* **Short exercise**
Pick out the lines in the listing below that contain the word "title" and copy them.

** begin Data to use **

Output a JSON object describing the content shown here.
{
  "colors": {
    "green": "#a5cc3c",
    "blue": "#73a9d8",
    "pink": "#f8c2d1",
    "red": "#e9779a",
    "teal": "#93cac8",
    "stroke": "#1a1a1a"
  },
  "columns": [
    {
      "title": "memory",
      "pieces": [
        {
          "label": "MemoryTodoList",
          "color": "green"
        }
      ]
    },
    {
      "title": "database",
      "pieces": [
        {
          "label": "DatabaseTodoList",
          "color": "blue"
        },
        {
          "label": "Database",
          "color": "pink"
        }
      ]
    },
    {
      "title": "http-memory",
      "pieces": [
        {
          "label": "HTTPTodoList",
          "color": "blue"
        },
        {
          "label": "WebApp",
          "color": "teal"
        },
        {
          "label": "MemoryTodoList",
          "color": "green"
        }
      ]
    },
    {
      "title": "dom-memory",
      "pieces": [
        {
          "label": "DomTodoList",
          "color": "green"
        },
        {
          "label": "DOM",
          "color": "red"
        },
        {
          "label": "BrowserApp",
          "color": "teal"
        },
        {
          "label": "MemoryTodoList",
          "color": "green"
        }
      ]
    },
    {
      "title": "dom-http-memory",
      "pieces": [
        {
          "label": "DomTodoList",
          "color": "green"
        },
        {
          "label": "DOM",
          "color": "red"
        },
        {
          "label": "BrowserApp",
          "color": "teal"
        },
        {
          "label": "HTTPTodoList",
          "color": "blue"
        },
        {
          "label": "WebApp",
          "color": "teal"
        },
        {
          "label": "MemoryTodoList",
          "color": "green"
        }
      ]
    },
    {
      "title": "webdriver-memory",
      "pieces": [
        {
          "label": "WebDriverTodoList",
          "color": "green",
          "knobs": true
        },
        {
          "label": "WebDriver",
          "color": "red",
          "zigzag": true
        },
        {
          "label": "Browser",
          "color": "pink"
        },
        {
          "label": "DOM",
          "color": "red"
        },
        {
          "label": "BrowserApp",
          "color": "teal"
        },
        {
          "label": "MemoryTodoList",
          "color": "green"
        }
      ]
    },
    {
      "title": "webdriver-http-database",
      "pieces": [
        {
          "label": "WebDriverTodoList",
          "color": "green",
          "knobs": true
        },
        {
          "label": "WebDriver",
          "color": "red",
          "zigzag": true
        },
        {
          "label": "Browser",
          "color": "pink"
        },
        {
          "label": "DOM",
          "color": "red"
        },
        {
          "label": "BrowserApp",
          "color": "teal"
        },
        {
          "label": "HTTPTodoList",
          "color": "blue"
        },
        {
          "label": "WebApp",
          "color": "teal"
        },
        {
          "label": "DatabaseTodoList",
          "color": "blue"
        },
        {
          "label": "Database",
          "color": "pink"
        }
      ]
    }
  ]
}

** end Data to use **

* **Expected answer**
      "title": "memory",
      "title": "database",
      "title": "http-memory",
      "title": "dom-memory",
      "title": "dom-http-memory",
      "title": "webdriver-memory",
      "title": "webdriver-http-database",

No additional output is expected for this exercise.